Return each line containing the string "name".

▶ **Supplied material**:
━━━━━━━━

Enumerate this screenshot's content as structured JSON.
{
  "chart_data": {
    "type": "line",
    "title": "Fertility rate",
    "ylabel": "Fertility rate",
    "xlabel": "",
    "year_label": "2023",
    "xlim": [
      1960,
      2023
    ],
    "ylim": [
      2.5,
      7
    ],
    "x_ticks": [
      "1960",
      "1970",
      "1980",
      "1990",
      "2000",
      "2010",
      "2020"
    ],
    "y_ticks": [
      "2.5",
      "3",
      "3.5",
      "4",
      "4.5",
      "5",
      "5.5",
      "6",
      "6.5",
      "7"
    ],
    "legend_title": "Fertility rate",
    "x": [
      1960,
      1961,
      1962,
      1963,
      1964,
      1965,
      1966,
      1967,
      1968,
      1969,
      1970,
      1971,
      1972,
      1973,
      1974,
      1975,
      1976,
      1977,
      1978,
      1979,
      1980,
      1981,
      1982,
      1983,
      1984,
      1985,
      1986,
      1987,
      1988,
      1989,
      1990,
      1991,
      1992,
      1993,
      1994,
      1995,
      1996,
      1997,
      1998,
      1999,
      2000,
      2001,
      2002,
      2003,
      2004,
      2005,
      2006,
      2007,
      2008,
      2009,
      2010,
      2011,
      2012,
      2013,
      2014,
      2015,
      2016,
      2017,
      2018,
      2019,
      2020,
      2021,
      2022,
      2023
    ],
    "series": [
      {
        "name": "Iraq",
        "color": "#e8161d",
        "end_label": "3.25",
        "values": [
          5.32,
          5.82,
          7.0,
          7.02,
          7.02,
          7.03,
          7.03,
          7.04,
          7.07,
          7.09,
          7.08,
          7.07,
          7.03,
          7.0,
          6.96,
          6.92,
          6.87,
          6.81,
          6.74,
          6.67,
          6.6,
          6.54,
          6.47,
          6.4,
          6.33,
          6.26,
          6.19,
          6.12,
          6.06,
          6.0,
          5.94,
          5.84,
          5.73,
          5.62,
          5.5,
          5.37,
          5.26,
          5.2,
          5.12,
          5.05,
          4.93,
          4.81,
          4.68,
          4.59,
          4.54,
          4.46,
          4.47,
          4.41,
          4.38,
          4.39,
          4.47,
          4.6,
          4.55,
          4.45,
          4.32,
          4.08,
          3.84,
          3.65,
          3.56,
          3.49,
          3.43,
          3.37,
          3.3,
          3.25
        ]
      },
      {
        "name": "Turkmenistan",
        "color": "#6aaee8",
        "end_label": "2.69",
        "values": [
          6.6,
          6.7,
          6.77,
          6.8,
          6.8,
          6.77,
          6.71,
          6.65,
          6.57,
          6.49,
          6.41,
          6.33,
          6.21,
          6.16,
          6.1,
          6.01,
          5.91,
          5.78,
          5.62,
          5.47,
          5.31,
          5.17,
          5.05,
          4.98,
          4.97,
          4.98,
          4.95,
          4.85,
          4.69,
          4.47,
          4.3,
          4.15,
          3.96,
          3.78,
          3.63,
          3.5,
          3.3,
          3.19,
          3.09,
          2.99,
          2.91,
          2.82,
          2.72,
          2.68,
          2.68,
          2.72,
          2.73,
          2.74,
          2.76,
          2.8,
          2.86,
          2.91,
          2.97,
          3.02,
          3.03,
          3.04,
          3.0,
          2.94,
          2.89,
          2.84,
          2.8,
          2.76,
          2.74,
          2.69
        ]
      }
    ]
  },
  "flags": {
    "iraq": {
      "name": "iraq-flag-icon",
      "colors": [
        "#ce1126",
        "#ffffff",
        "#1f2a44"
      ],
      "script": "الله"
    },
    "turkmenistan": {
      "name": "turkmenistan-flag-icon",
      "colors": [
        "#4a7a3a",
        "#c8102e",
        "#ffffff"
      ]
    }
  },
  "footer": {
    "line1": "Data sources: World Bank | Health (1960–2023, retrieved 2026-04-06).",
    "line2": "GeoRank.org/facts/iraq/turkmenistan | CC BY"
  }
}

━━━━━━━━

▶ **The response**:
        "name": "Iraq",
        "name": "Turkmenistan",
      "name": "iraq-flag-icon",
      "name": "turkmenistan-flag-icon",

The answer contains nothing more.